GOAL:
Pull out every line below holding the word "Таблица".

DATA FOR THIS TASK:
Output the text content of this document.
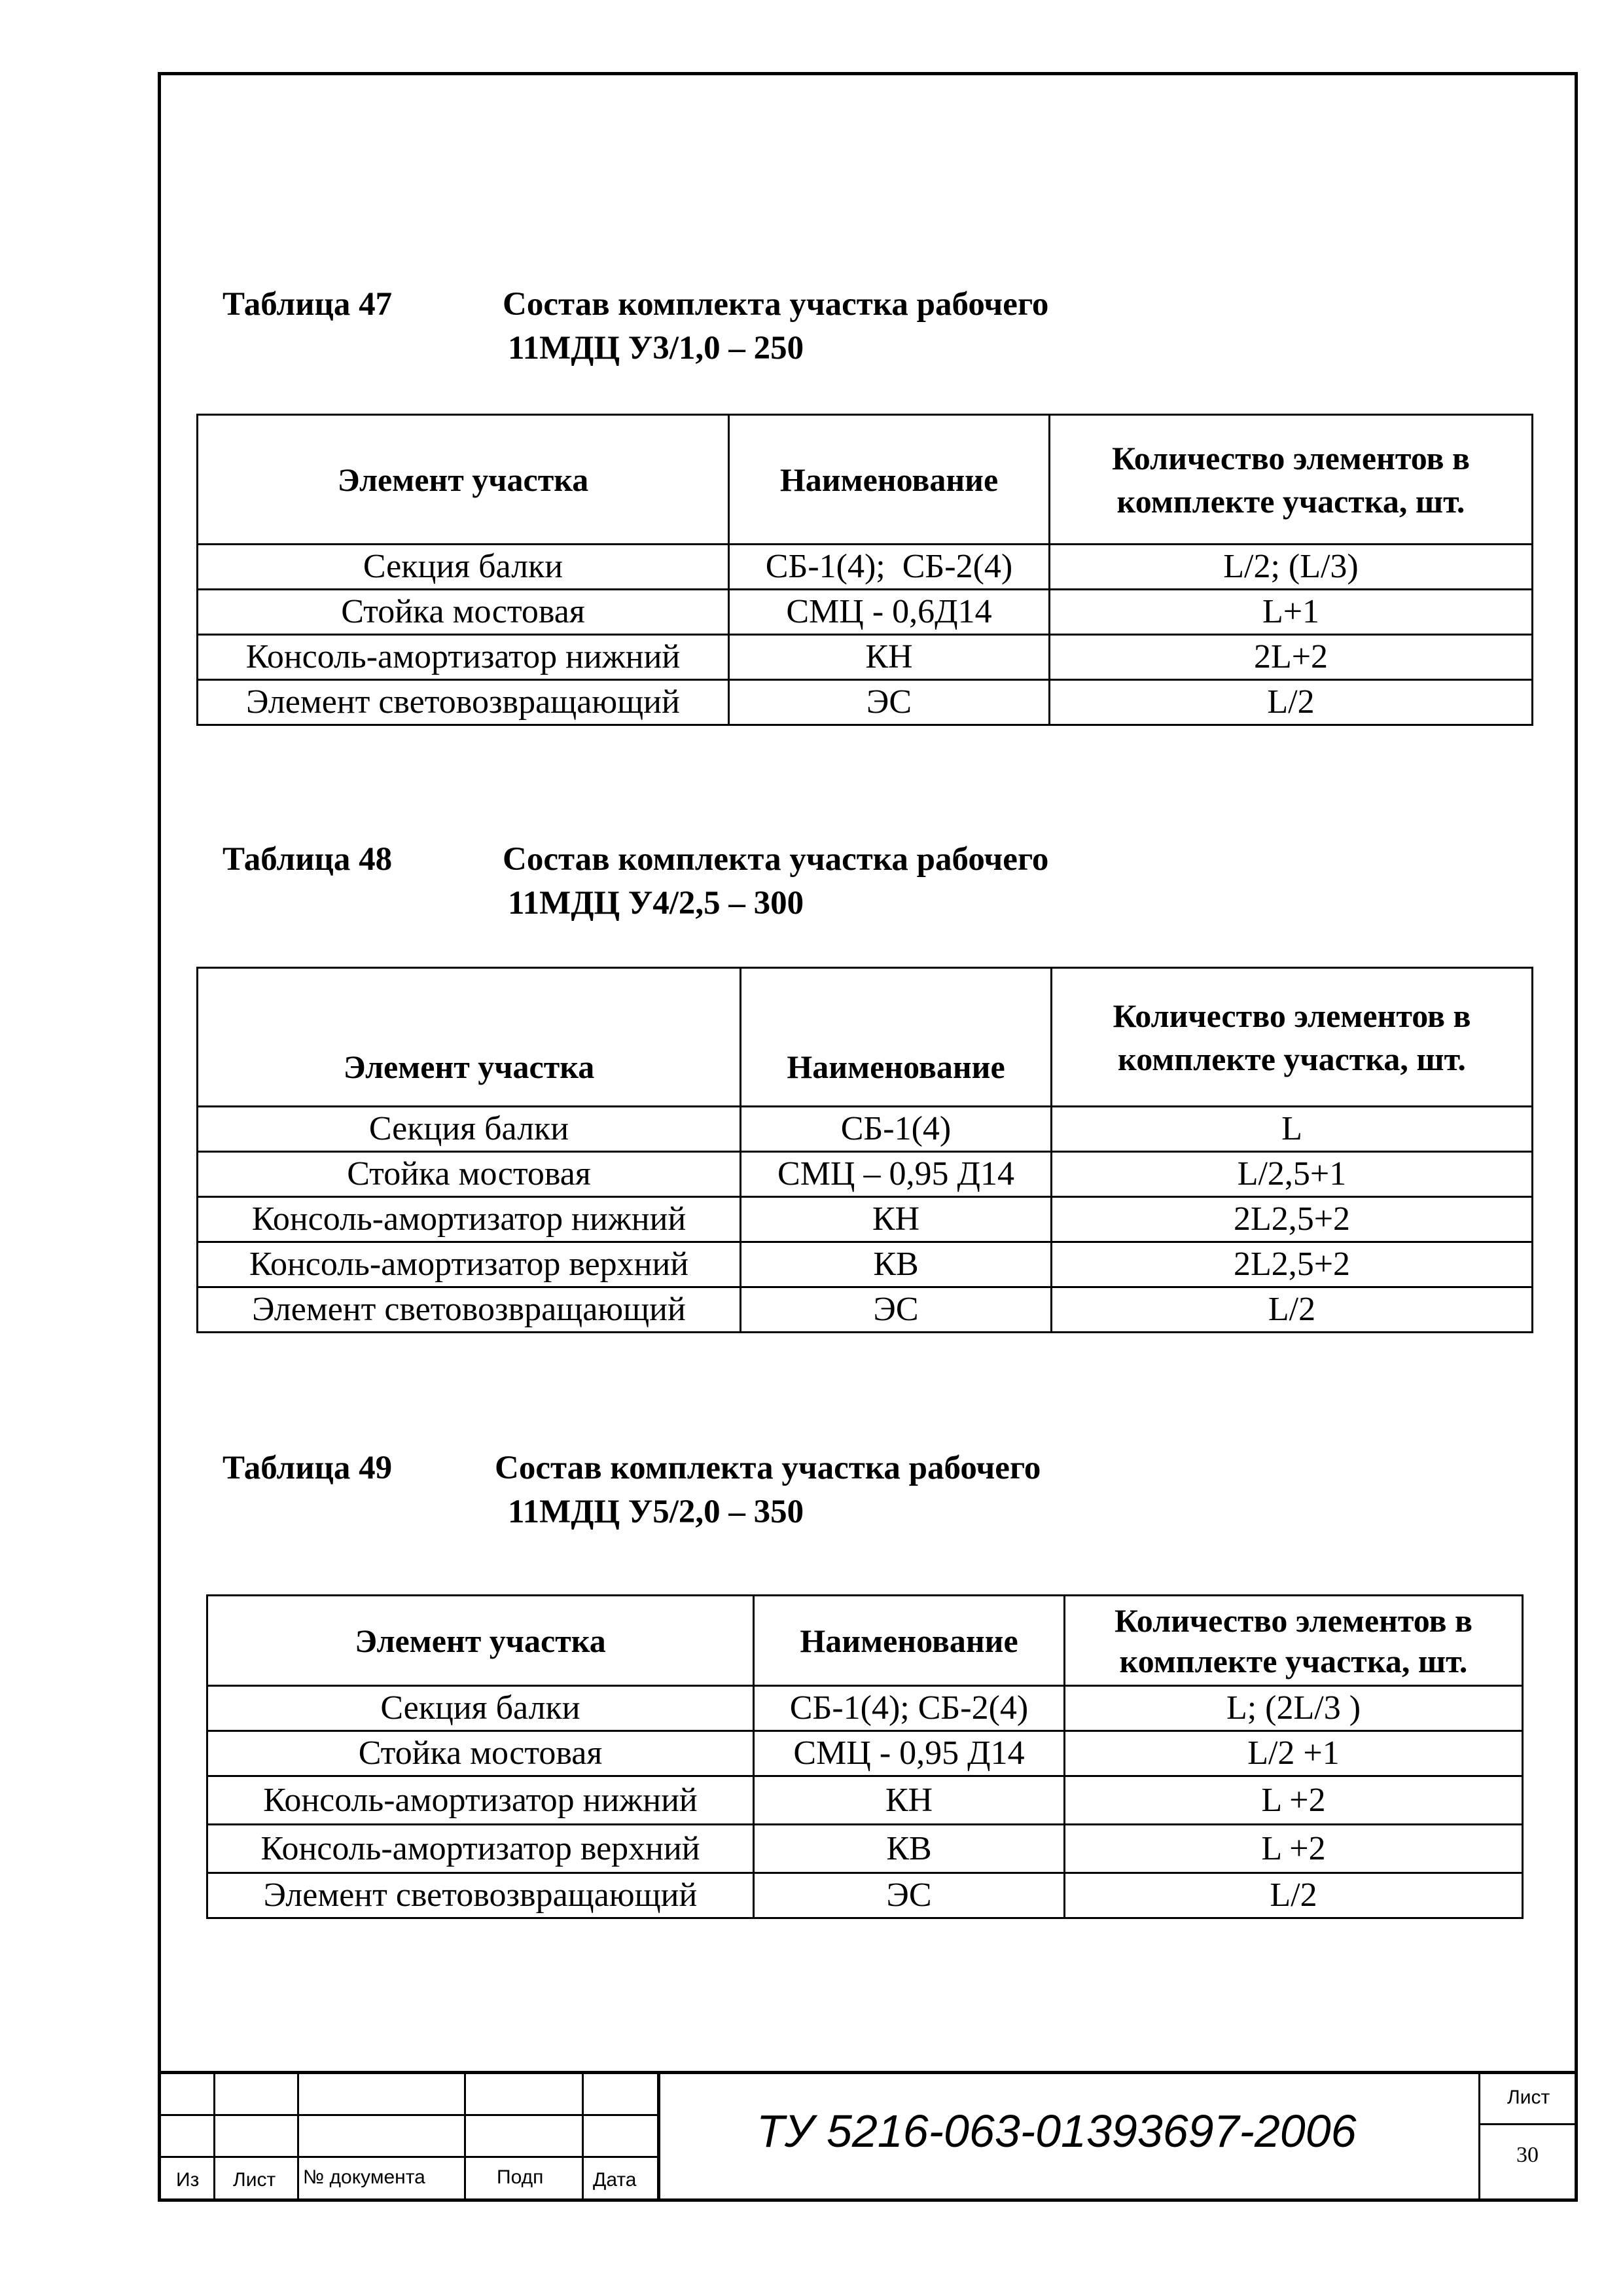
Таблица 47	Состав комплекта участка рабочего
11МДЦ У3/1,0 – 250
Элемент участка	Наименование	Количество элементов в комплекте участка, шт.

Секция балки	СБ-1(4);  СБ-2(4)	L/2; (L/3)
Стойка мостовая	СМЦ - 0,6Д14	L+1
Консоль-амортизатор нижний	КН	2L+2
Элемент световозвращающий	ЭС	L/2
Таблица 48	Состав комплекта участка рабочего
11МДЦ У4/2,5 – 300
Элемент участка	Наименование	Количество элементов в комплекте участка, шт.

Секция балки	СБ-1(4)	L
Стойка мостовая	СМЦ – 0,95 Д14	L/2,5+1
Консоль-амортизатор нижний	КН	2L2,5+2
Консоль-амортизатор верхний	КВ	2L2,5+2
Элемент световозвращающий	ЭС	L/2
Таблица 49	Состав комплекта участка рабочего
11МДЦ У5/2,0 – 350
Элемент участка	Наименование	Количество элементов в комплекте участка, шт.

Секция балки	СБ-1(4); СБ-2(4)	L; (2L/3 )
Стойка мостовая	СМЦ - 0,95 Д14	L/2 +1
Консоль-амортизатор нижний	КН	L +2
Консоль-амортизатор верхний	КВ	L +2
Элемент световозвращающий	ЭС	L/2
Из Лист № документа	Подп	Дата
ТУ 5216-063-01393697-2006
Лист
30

RESULT:
Таблица 47	Состав комплекта участка рабочего
Таблица 48	Состав комплекта участка рабочего
Таблица 49	Состав комплекта участка рабочего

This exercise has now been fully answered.